• **TASK TO CARRY OUT**
Only the number is needed: how many lines contain the word "name"?

• **DATASET ENTRIES**

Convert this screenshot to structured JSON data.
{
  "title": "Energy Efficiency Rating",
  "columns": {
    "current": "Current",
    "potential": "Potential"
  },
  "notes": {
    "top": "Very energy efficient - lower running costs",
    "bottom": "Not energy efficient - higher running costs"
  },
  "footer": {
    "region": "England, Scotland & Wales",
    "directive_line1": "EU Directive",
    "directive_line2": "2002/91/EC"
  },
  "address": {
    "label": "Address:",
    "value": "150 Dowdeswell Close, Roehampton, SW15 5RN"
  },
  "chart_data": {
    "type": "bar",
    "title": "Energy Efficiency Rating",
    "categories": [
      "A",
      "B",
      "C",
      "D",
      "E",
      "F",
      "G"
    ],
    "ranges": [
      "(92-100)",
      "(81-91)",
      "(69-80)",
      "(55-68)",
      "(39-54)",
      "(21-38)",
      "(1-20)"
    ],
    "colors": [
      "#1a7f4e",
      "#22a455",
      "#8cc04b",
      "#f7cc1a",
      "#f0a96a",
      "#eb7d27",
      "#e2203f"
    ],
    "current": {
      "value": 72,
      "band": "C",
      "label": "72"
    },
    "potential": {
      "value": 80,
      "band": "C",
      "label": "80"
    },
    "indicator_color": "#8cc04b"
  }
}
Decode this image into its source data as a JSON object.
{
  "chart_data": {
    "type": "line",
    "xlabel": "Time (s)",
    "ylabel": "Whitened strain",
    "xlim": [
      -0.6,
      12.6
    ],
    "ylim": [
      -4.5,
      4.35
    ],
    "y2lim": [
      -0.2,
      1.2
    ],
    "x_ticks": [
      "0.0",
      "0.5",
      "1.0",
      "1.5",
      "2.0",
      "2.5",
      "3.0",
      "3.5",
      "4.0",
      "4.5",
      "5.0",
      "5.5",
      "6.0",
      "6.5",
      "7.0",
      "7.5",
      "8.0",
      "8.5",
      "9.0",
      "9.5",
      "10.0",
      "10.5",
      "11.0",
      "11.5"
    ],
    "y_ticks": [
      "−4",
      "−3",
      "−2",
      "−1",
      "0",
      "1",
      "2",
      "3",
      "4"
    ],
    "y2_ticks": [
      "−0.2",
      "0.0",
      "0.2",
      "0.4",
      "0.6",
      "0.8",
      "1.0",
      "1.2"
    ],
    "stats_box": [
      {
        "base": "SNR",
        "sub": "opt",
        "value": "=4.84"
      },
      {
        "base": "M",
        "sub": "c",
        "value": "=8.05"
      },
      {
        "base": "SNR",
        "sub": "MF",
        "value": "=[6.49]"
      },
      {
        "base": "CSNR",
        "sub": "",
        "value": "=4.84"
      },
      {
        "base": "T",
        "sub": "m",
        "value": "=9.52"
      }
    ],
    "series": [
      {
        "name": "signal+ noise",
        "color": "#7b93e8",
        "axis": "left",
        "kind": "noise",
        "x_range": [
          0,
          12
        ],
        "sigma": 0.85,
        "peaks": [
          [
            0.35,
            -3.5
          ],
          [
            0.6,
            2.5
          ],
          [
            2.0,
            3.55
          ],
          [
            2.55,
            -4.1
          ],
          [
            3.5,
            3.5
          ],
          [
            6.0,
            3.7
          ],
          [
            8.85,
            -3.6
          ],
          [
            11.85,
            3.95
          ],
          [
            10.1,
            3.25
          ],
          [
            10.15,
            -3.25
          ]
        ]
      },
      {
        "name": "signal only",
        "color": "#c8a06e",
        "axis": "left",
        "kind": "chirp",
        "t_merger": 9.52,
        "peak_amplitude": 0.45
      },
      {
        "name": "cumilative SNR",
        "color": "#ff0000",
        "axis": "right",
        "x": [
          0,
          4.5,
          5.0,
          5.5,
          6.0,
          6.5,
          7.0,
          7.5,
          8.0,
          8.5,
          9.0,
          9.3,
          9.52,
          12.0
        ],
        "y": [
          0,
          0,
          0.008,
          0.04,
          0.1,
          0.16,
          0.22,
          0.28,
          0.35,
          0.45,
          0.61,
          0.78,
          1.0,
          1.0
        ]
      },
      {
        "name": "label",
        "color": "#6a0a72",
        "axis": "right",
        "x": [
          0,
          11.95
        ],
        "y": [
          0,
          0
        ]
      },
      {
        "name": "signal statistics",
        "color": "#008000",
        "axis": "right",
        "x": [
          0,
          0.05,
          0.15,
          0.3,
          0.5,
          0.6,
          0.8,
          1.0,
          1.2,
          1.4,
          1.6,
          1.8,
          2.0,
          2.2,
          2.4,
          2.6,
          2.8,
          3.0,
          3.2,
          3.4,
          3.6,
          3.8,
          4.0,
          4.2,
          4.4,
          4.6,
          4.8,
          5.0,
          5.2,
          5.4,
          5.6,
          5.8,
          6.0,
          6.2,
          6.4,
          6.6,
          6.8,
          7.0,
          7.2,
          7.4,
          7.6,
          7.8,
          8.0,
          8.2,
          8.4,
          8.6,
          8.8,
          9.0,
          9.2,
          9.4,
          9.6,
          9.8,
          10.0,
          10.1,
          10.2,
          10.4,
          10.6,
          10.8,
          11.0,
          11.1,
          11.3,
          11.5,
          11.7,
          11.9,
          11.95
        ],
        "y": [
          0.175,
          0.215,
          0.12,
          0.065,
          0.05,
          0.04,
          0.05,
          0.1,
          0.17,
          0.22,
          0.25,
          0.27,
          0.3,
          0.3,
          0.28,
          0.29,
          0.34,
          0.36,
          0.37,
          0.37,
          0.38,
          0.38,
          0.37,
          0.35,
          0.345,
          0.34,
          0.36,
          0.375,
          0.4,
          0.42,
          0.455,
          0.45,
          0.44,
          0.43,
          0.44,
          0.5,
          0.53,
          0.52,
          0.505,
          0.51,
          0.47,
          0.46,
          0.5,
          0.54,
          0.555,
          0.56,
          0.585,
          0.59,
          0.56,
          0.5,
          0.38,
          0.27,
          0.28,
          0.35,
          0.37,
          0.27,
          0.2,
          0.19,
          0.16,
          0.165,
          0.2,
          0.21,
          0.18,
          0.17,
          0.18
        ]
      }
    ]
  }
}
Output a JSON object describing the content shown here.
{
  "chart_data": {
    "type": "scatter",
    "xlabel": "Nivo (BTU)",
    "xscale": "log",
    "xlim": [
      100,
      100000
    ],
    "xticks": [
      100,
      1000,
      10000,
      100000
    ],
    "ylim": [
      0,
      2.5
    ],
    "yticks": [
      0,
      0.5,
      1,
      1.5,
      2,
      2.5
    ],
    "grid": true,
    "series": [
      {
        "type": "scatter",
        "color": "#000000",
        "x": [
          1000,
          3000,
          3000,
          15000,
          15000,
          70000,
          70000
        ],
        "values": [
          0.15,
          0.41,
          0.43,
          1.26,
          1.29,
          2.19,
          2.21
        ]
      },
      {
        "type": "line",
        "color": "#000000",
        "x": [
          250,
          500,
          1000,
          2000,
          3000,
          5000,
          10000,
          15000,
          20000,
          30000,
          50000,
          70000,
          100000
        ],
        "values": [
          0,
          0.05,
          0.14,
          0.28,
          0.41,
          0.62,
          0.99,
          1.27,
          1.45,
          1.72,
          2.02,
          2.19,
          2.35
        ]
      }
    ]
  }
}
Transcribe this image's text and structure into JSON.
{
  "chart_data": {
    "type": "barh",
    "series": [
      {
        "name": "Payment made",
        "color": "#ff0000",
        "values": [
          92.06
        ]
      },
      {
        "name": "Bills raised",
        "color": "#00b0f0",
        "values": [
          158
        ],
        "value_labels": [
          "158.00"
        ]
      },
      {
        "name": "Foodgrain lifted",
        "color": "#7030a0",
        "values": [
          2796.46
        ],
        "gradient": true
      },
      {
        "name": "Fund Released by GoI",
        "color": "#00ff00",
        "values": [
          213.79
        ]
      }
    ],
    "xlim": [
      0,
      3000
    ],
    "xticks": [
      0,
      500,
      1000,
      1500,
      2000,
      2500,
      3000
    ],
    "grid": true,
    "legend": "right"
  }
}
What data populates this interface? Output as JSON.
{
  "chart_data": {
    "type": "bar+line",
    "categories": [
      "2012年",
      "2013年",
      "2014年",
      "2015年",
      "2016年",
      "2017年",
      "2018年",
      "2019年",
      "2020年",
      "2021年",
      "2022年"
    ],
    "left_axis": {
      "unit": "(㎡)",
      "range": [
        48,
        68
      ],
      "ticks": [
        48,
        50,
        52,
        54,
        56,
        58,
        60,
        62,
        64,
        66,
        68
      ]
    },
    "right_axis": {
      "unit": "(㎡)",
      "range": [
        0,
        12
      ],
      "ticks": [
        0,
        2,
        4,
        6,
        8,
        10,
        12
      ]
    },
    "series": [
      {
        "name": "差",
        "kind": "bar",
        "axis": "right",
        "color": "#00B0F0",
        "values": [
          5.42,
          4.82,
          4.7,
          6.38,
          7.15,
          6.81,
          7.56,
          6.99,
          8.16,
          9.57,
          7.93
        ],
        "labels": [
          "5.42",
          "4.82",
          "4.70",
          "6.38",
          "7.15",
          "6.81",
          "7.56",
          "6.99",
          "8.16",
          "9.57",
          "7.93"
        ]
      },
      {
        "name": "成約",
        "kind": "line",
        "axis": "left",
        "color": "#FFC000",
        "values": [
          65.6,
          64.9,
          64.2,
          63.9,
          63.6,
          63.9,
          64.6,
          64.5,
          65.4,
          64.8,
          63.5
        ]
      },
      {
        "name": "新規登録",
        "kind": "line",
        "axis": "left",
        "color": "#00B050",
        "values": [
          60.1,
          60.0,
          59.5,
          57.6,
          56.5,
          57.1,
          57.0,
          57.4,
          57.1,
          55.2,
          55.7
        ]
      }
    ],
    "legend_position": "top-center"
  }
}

• **ANSWER BELOW**
12